(Data extracted from a collection)
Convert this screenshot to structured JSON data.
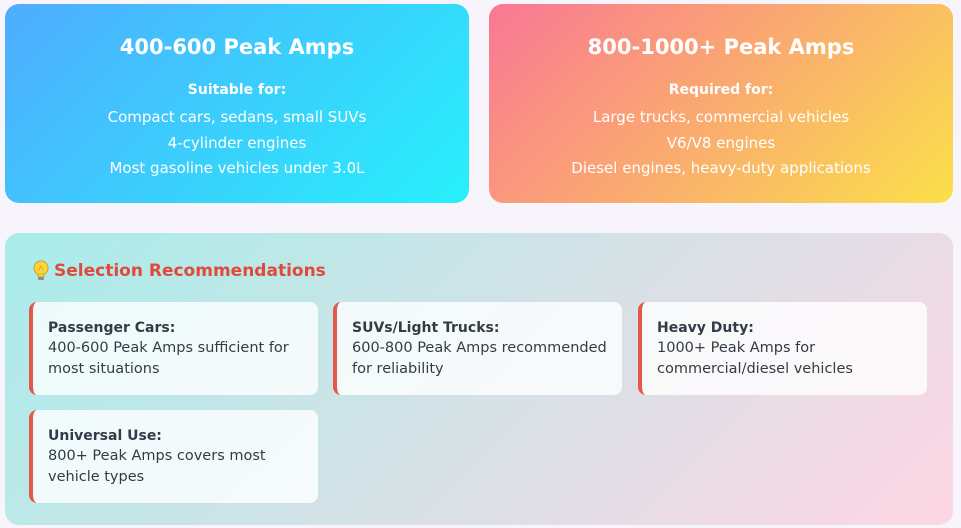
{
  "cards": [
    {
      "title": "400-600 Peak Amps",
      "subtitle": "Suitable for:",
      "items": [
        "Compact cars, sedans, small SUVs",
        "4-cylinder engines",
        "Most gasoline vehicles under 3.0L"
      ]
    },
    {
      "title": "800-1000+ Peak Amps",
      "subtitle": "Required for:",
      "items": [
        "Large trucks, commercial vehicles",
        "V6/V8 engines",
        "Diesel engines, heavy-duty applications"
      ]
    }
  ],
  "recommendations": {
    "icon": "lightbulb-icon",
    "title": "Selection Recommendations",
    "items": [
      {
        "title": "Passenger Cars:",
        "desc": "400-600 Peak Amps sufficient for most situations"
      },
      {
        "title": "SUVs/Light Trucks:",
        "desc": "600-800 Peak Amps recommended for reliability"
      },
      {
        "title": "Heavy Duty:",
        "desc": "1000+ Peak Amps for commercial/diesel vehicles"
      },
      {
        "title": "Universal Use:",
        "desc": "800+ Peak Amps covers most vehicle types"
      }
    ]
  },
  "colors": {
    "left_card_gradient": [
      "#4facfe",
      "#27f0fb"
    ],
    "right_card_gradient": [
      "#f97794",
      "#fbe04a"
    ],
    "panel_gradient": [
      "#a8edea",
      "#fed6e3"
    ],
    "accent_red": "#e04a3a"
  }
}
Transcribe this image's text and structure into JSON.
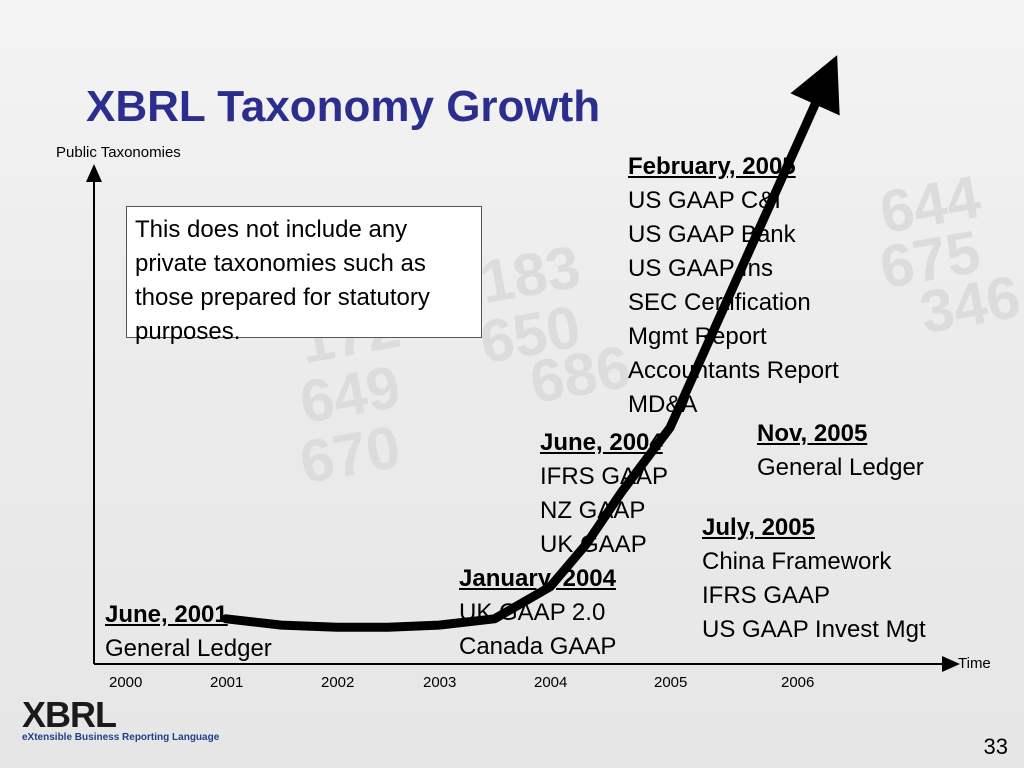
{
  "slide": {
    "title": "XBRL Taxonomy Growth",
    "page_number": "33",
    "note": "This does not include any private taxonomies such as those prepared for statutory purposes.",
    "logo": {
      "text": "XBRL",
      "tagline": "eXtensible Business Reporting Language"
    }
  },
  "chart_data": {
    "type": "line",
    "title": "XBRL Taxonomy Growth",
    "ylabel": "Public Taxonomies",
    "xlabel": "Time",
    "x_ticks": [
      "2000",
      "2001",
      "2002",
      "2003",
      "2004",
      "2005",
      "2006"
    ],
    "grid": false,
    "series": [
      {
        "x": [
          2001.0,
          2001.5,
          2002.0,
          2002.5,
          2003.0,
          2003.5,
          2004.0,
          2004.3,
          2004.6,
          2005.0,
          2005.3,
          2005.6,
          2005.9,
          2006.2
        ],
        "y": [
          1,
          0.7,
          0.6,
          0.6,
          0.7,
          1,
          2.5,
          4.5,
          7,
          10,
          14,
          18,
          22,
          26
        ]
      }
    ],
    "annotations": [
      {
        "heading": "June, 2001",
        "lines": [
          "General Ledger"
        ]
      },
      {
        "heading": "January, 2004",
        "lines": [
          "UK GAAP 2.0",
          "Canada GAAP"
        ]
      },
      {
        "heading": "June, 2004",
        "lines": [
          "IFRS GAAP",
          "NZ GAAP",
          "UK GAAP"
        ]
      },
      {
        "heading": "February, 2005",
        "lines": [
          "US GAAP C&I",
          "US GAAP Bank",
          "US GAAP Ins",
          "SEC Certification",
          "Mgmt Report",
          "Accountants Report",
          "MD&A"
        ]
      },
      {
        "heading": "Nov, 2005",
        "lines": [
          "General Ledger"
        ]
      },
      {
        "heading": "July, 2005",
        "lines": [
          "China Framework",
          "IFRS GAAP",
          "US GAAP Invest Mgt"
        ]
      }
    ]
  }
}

---

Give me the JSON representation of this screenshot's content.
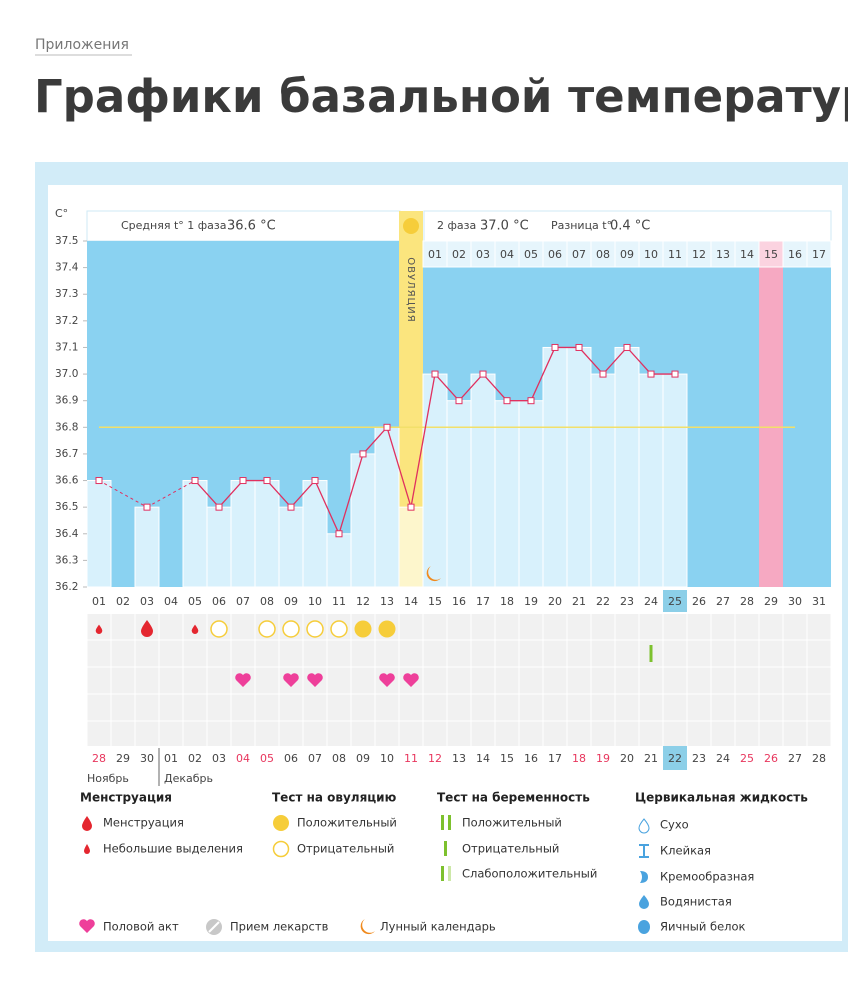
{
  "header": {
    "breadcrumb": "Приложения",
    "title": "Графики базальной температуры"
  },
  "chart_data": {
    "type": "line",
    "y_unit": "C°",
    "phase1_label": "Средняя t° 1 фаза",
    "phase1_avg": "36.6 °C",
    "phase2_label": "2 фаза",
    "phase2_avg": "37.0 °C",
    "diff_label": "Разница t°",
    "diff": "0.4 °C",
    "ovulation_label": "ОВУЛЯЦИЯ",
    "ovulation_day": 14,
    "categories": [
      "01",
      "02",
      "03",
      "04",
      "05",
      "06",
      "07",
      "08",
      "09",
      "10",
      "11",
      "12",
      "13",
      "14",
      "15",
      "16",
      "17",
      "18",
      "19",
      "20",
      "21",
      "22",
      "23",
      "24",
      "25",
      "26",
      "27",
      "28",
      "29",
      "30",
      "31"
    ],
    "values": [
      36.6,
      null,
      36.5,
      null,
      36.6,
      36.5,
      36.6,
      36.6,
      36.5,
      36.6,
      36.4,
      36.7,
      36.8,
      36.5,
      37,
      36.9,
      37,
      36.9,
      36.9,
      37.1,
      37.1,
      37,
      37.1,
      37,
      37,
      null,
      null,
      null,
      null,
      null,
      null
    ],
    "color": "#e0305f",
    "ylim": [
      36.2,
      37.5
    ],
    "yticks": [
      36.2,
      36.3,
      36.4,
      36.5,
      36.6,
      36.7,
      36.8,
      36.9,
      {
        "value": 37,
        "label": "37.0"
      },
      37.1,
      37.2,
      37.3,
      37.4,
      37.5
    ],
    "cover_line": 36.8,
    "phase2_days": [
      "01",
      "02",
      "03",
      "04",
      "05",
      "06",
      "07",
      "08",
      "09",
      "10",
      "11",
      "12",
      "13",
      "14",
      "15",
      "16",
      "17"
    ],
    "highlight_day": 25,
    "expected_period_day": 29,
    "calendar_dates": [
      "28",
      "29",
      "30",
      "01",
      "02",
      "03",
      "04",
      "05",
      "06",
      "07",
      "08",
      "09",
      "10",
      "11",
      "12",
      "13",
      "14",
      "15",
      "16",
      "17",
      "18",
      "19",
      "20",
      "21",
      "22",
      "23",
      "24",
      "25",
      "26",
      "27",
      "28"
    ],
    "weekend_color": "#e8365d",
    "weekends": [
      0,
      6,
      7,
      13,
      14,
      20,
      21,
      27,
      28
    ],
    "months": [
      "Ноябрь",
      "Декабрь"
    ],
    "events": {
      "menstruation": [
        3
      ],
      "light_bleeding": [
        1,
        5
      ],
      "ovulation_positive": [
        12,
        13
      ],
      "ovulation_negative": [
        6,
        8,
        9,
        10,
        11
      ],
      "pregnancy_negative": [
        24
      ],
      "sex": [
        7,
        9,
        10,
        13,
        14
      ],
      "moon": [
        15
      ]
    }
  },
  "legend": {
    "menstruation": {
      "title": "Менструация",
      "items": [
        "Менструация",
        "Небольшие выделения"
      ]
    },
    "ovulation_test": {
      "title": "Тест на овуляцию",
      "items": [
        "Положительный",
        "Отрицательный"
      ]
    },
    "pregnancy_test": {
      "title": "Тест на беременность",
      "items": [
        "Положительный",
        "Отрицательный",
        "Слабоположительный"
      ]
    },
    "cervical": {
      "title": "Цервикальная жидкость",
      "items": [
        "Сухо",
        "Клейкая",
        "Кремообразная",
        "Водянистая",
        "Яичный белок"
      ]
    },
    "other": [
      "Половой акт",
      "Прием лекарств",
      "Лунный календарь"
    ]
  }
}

* * *

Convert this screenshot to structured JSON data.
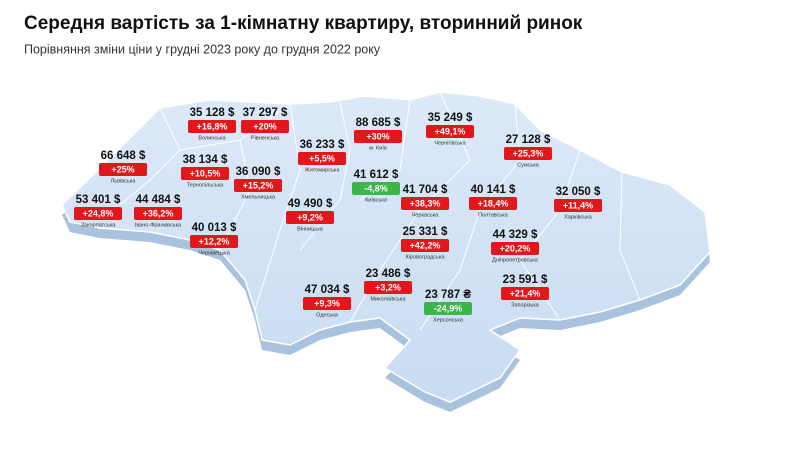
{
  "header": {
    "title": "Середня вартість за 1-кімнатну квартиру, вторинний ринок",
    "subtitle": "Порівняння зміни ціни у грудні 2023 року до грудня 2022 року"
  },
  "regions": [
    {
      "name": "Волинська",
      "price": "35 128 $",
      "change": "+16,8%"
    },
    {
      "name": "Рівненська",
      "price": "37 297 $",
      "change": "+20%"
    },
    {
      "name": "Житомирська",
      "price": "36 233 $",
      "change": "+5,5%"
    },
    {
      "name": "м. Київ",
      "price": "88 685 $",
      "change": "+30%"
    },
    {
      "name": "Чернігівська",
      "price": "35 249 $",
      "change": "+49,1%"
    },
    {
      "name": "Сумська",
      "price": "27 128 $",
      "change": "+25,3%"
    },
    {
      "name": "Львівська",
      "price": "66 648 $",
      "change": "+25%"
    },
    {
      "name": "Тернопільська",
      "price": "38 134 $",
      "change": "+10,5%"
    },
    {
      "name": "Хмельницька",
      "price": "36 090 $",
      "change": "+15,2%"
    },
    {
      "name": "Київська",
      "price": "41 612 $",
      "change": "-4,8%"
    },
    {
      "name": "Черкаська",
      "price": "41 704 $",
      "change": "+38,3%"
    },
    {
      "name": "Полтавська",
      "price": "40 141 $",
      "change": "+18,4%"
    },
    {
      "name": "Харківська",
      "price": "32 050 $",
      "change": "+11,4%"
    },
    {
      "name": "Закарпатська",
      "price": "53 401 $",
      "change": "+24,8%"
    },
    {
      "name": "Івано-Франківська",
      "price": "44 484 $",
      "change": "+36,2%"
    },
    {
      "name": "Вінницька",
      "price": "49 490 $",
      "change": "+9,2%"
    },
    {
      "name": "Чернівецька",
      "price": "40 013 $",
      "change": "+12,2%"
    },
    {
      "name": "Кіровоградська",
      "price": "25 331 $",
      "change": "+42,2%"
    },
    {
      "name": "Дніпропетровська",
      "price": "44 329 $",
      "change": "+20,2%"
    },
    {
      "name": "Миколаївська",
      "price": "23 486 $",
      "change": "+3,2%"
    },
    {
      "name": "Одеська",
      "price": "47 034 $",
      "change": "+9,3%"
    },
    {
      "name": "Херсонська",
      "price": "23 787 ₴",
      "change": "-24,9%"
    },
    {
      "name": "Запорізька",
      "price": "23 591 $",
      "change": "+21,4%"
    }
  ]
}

● WHAT THE TASK REQUIRES
Look through the entries above and list every line containing "June".

● FULL RESPONSE
        "heading": "June, 2001",
        "heading": "June, 2004",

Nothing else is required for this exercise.